* Work required *
Filter the entries below, keeping every line that has the word "quality".

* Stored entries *
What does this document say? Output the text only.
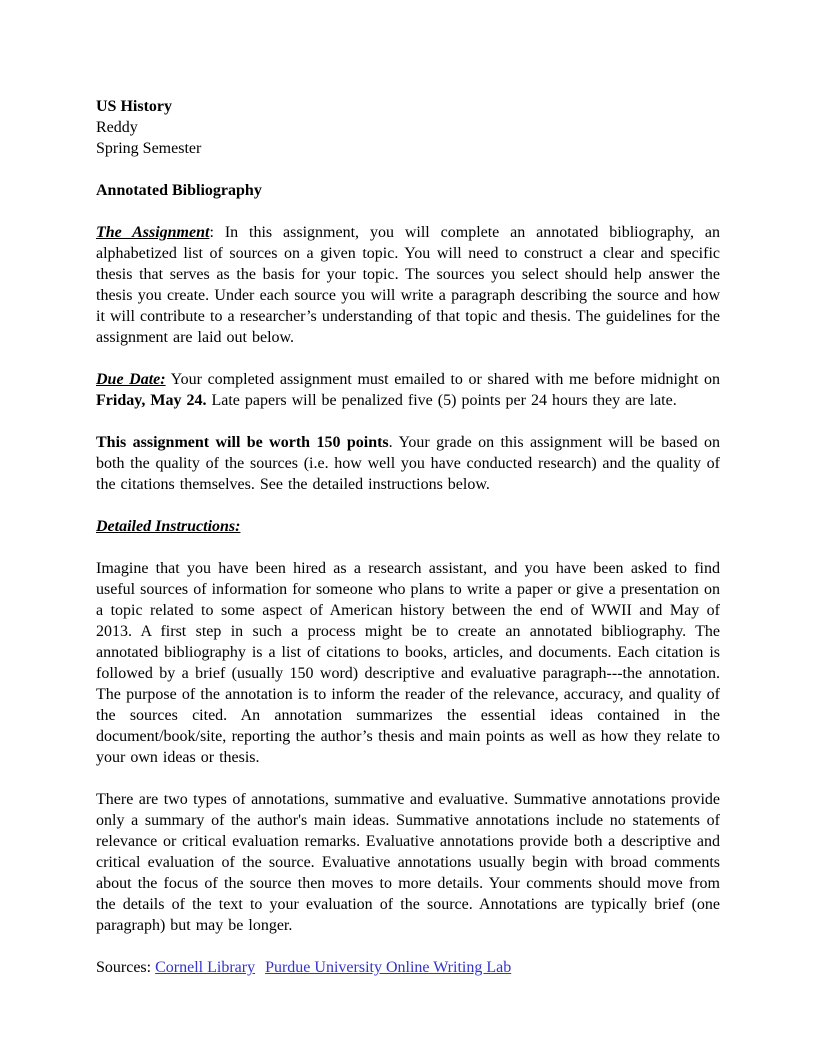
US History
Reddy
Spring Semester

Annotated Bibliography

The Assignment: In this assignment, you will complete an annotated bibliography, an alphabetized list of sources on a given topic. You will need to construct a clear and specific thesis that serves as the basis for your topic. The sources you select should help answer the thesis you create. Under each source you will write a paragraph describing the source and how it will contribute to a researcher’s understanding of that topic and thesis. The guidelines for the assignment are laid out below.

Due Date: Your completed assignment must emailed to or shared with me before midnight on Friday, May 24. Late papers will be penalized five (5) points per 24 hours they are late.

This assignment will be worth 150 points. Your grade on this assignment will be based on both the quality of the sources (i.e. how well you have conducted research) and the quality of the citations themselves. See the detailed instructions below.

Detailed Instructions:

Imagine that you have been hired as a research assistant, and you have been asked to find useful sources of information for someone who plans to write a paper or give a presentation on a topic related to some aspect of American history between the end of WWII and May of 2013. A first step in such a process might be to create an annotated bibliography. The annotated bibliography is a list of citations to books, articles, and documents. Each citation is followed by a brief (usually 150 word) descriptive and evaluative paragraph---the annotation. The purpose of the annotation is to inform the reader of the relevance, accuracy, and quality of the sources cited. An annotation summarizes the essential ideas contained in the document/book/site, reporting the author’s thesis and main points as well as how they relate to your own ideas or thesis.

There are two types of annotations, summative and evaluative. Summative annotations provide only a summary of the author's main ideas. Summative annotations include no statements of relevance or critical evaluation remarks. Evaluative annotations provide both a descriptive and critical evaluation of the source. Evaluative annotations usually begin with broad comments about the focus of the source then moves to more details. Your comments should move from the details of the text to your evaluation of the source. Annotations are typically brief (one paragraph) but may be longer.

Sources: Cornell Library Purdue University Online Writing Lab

* Written reply *
This assignment will be worth 150 points. Your grade on this assignment will be based on both the quality of the sources (i.e. how well you have conducted research) and the quality of the citations themselves. See the detailed instructions below.
Imagine that you have been hired as a research assistant, and you have been asked to find useful sources of information for someone who plans to write a paper or give a presentation on a topic related to some aspect of American history between the end of WWII and May of 2013. A first step in such a process might be to create an annotated bibliography. The annotated bibliography is a list of citations to books, articles, and documents. Each citation is followed by a brief (usually 150 word) descriptive and evaluative paragraph---the annotation. The purpose of the annotation is to inform the reader of the relevance, accuracy, and quality of the sources cited. An annotation summarizes the essential ideas contained in the document/book/site, reporting the author’s thesis and main points as well as how they relate to your own ideas or thesis.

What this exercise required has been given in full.